(Data items)
Begin

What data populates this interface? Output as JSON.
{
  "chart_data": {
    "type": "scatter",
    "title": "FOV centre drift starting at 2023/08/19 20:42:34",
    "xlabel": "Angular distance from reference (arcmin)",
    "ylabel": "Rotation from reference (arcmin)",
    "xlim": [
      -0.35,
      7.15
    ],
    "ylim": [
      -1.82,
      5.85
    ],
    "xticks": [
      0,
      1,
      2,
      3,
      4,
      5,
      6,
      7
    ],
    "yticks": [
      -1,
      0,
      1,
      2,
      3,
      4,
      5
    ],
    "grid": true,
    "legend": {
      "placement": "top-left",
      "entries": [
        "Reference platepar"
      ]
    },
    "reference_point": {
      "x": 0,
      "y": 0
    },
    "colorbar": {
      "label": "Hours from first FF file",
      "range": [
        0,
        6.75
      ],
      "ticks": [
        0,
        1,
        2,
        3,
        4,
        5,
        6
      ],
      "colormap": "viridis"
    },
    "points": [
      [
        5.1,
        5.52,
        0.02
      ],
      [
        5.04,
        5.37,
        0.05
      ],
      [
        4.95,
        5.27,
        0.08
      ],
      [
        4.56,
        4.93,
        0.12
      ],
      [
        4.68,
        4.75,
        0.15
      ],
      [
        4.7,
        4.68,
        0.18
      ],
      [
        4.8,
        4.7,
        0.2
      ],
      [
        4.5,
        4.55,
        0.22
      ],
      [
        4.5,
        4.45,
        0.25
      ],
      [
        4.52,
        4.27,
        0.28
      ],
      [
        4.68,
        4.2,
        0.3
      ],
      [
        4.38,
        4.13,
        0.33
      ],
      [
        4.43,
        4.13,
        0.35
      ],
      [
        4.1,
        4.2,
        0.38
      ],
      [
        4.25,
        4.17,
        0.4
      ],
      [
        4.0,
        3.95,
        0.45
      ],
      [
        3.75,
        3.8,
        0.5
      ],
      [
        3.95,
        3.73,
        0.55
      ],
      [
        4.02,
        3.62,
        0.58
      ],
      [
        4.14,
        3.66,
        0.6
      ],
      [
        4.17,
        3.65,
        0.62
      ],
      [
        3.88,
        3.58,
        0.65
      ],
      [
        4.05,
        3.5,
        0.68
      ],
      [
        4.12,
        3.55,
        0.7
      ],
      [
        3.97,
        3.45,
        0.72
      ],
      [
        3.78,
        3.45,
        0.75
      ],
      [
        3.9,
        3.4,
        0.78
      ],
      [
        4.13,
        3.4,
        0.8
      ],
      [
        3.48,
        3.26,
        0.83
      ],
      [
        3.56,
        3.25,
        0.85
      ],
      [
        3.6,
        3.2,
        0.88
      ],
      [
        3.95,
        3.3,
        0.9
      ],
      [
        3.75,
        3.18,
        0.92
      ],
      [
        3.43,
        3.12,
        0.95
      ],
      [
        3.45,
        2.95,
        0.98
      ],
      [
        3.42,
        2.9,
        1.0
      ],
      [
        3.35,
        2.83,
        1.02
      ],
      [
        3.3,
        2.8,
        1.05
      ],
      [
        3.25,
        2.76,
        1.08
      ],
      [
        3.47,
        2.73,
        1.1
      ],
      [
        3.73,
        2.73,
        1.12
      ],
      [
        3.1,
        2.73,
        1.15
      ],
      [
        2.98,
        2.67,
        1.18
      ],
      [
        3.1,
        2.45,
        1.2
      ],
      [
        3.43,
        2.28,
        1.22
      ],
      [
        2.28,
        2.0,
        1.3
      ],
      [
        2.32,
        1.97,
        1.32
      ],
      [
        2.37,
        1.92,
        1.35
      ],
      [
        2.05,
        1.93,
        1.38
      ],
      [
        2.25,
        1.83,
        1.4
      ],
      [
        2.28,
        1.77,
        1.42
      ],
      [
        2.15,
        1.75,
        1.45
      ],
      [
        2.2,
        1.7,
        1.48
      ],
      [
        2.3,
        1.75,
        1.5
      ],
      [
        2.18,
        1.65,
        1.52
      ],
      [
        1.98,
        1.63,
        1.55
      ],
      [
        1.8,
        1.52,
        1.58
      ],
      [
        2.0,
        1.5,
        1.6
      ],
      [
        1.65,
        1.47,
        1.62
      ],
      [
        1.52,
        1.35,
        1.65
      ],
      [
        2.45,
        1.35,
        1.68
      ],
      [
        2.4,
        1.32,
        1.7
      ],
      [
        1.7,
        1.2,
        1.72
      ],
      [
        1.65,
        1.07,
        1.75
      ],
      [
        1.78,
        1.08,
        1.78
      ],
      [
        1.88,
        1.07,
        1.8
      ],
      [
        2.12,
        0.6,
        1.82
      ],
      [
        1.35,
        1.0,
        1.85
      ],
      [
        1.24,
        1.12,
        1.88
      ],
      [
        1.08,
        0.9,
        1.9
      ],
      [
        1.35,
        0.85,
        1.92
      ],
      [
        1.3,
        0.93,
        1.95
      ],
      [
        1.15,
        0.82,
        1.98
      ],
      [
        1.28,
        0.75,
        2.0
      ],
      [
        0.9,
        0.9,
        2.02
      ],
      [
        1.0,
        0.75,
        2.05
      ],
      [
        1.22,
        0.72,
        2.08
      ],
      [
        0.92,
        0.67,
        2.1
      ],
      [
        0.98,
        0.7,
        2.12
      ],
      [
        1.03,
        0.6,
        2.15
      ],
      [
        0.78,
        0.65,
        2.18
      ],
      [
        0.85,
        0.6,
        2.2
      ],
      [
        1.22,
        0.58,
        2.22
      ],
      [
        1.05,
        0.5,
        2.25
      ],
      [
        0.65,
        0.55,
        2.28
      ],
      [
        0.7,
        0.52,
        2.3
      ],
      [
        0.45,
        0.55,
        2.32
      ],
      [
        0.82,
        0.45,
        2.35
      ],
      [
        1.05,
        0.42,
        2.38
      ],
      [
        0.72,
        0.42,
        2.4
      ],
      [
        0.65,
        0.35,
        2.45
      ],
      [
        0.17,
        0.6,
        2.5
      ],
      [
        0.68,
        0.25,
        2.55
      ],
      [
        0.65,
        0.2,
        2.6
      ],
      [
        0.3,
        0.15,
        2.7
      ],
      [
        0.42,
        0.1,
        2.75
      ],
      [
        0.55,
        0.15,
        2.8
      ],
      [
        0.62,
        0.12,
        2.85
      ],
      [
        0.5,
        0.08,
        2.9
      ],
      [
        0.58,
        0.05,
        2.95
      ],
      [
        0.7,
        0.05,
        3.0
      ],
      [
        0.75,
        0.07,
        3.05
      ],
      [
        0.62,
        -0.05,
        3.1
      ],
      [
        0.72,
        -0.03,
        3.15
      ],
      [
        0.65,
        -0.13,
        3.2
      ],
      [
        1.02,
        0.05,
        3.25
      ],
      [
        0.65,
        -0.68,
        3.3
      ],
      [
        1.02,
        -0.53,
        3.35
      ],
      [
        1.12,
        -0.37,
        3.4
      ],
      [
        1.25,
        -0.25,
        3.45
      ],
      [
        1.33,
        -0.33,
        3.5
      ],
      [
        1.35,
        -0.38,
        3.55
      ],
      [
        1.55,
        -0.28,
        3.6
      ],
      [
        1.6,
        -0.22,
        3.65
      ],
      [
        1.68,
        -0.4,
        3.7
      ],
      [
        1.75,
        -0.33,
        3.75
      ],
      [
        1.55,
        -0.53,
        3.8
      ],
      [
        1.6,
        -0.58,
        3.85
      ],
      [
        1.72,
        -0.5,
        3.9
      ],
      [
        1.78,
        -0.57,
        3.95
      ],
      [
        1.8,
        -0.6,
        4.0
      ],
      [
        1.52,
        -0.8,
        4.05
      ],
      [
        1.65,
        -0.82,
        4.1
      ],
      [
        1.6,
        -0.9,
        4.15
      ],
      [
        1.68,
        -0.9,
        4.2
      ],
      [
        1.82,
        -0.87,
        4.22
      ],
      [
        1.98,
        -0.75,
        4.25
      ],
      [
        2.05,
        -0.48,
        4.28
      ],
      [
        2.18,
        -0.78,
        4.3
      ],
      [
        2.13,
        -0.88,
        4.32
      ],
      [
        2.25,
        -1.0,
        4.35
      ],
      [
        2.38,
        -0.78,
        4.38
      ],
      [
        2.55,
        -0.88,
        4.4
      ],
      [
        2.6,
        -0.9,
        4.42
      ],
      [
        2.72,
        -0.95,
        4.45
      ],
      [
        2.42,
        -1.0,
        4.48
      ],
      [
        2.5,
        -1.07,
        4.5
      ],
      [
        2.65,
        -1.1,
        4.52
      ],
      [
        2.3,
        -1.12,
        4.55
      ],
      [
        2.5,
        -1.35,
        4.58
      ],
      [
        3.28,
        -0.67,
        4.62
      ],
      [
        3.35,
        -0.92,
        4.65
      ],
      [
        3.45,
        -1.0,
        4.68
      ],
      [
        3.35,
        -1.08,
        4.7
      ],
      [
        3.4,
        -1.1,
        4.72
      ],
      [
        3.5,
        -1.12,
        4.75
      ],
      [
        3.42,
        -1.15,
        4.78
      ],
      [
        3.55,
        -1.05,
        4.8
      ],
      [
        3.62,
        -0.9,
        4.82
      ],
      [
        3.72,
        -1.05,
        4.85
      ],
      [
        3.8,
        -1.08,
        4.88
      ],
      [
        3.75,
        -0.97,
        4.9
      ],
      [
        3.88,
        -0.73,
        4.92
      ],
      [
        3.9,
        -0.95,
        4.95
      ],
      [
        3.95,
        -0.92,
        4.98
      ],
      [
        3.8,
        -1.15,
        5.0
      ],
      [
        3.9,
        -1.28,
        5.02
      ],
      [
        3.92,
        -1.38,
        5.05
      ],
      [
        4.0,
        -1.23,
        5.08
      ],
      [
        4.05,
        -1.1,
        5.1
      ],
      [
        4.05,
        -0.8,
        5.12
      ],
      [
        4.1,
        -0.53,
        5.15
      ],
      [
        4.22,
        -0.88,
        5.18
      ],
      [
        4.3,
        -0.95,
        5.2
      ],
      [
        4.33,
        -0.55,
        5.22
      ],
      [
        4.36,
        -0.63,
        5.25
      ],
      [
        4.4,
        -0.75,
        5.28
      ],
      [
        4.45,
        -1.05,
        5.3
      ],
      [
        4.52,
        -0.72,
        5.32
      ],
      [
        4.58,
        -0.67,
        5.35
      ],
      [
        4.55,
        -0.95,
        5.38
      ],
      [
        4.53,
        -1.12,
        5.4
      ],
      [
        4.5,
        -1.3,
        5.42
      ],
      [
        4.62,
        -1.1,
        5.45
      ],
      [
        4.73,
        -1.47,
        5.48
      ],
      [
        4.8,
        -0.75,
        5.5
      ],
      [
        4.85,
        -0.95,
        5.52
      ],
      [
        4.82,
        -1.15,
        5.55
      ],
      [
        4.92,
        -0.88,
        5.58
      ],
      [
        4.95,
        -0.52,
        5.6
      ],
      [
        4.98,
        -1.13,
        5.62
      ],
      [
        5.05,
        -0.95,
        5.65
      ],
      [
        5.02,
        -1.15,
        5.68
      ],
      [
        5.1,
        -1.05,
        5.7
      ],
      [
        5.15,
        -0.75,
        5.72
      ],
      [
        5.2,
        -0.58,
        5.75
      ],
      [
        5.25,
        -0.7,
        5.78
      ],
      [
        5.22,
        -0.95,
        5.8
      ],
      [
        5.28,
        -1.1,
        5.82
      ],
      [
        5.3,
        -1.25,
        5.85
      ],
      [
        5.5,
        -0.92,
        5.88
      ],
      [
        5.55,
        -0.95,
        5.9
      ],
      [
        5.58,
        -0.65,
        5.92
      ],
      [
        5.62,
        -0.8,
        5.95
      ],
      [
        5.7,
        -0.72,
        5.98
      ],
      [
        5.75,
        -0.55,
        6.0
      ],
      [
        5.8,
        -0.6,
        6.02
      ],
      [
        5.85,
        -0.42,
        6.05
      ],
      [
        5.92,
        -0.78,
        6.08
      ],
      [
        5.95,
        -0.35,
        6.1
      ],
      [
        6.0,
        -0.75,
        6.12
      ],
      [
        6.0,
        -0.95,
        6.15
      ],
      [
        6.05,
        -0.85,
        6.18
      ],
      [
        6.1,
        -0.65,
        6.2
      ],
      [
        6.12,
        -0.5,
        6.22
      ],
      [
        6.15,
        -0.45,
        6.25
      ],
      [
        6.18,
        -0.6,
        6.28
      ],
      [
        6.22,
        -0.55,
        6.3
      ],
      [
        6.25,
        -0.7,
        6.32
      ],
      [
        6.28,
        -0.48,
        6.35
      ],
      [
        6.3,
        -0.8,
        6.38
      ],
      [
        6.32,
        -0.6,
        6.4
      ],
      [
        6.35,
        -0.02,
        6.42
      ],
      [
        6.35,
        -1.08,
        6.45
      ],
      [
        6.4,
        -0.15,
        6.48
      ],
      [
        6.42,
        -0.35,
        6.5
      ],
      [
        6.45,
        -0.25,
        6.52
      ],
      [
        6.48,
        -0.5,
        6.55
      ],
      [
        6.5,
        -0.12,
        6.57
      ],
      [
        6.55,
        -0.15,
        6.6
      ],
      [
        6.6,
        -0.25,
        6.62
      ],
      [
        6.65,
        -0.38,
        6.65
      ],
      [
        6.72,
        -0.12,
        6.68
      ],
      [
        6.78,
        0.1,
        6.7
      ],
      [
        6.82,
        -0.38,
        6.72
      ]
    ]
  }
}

End

The exercise - Identify and copy the lines holding the word "arcmin".

Solution to the problem -
    "xlabel": "Angular distance from reference (arcmin)",
    "ylabel": "Rotation from reference (arcmin)",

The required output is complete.